Supplied records:
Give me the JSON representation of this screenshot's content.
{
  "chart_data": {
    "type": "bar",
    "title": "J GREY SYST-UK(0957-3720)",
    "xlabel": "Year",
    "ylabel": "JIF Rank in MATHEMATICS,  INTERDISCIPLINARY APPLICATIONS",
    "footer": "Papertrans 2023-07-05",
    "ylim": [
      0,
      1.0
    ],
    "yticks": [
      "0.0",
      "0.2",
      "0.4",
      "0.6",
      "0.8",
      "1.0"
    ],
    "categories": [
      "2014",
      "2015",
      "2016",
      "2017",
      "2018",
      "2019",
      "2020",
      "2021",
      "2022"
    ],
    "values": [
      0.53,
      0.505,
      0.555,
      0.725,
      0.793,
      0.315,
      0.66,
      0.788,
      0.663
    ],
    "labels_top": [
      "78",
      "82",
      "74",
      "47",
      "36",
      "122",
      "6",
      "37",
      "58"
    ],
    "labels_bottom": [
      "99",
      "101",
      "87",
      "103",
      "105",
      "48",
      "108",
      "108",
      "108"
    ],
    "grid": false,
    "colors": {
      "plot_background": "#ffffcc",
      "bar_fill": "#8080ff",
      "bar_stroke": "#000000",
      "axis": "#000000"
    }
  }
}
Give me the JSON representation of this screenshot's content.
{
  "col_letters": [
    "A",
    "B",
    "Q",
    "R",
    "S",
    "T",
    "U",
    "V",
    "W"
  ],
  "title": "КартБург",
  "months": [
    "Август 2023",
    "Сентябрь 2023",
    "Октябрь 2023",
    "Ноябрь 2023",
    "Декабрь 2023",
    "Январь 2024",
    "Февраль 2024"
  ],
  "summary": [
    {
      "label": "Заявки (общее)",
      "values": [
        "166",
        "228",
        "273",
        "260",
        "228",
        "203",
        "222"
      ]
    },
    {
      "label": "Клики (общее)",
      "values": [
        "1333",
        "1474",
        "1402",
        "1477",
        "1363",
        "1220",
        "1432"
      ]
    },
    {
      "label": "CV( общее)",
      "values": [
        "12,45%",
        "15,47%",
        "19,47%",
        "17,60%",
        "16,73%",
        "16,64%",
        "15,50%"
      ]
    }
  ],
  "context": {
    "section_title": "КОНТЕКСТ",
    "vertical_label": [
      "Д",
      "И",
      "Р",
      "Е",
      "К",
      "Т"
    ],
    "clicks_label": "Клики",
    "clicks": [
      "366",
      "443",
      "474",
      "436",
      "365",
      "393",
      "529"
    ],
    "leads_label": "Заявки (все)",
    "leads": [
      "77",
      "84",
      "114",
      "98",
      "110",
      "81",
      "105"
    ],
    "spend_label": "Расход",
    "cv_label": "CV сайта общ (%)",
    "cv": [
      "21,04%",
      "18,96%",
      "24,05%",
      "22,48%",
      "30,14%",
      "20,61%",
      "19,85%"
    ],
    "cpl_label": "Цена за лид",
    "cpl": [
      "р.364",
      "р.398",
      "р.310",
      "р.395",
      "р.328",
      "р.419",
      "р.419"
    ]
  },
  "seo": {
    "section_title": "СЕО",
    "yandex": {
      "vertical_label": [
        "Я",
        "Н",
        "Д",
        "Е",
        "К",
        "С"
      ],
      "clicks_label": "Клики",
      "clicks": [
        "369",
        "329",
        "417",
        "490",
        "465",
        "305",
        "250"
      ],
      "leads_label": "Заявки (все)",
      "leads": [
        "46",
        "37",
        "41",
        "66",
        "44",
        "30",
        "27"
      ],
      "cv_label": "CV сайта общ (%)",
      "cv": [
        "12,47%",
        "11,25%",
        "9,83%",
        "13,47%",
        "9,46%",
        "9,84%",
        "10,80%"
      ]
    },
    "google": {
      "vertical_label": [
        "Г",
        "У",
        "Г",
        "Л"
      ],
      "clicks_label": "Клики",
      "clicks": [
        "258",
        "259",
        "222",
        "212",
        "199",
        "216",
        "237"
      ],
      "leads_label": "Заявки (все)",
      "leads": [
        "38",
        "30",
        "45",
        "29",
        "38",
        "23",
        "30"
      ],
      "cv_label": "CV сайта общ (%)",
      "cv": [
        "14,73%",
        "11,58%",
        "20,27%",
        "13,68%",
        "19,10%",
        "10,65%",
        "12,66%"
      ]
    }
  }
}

Task objective: Looking at the listing above, how many of its lines contain the string "общее"? Give the number alone.

Answer for this exercise: 3